**Problem statement:** Can the data below be set down again exactly, line for line?

[Excerpt from a dataset]
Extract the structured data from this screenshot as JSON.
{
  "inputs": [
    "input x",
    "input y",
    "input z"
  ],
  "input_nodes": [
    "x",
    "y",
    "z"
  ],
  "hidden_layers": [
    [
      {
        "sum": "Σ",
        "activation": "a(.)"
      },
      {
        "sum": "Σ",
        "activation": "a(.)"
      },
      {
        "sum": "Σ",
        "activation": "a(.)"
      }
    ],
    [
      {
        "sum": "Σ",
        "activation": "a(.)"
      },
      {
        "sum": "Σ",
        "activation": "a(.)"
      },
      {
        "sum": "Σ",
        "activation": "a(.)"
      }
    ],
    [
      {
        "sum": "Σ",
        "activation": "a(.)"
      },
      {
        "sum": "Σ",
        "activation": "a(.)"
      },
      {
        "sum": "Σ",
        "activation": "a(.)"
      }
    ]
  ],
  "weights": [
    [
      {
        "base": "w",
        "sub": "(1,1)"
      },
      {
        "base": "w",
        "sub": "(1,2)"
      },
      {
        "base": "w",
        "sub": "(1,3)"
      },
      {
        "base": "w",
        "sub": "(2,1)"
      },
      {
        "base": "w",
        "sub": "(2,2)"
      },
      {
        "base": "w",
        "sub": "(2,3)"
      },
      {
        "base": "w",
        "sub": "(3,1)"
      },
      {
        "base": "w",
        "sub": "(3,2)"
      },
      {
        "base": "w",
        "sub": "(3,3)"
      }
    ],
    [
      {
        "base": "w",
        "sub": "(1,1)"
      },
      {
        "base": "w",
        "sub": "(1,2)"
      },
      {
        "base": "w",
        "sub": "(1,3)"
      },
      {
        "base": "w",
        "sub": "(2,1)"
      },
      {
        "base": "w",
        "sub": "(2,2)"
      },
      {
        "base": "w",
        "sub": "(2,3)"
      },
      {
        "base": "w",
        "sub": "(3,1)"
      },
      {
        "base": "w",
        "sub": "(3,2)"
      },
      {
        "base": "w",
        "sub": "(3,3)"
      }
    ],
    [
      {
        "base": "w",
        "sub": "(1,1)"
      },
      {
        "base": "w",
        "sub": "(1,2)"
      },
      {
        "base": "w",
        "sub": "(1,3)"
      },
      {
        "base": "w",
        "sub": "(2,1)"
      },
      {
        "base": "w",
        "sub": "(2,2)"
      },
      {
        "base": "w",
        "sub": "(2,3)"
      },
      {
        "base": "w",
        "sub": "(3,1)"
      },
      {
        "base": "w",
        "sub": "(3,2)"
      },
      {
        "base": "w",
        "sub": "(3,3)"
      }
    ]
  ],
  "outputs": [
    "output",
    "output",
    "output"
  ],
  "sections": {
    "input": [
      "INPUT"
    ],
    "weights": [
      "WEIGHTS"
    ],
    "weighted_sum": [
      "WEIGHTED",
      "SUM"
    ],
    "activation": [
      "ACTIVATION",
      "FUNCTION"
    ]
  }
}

**Output below:**
Extract the structured data from this screenshot as JSON.
{
  "inputs": [
    "input x",
    "input y",
    "input z"
  ],
  "input_nodes": [
    "x",
    "y",
    "z"
  ],
  "hidden_layers": [
    [
      {
        "sum": "Σ",
        "activation": "a(.)"
      },
      {
        "sum": "Σ",
        "activation": "a(.)"
      },
      {
        "sum": "Σ",
        "activation": "a(.)"
      }
    ],
    [
      {
        "sum": "Σ",
        "activation": "a(.)"
      },
      {
        "sum": "Σ",
        "activation": "a(.)"
      },
      {
        "sum": "Σ",
        "activation": "a(.)"
      }
    ],
    [
      {
        "sum": "Σ",
        "activation": "a(.)"
      },
      {
        "sum": "Σ",
        "activation": "a(.)"
      },
      {
        "sum": "Σ",
        "activation": "a(.)"
      }
    ]
  ],
  "weights": [
    [
      {
        "base": "w",
        "sub": "(1,1)"
      },
      {
        "base": "w",
        "sub": "(1,2)"
      },
      {
        "base": "w",
        "sub": "(1,3)"
      },
      {
        "base": "w",
        "sub": "(2,1)"
      },
      {
        "base": "w",
        "sub": "(2,2)"
      },
      {
        "base": "w",
        "sub": "(2,3)"
      },
      {
        "base": "w",
        "sub": "(3,1)"
      },
      {
        "base": "w",
        "sub": "(3,2)"
      },
      {
        "base": "w",
        "sub": "(3,3)"
      }
    ],
    [
      {
        "base": "w",
        "sub": "(1,1)"
      },
      {
        "base": "w",
        "sub": "(1,2)"
      },
      {
        "base": "w",
        "sub": "(1,3)"
      },
      {
        "base": "w",
        "sub": "(2,1)"
      },
      {
        "base": "w",
        "sub": "(2,2)"
      },
      {
        "base": "w",
        "sub": "(2,3)"
      },
      {
        "base": "w",
        "sub": "(3,1)"
      },
      {
        "base": "w",
        "sub": "(3,2)"
      },
      {
        "base": "w",
        "sub": "(3,3)"
      }
    ],
    [
      {
        "base": "w",
        "sub": "(1,1)"
      },
      {
        "base": "w",
        "sub": "(1,2)"
      },
      {
        "base": "w",
        "sub": "(1,3)"
      },
      {
        "base": "w",
        "sub": "(2,1)"
      },
      {
        "base": "w",
        "sub": "(2,2)"
      },
      {
        "base": "w",
        "sub": "(2,3)"
      },
      {
        "base": "w",
        "sub": "(3,1)"
      },
      {
        "base": "w",
        "sub": "(3,2)"
      },
      {
        "base": "w",
        "sub": "(3,3)"
      }
    ]
  ],
  "outputs": [
    "output",
    "output",
    "output"
  ],
  "sections": {
    "input": [
      "INPUT"
    ],
    "weights": [
      "WEIGHTS"
    ],
    "weighted_sum": [
      "WEIGHTED",
      "SUM"
    ],
    "activation": [
      "ACTIVATION",
      "FUNCTION"
    ]
  }
}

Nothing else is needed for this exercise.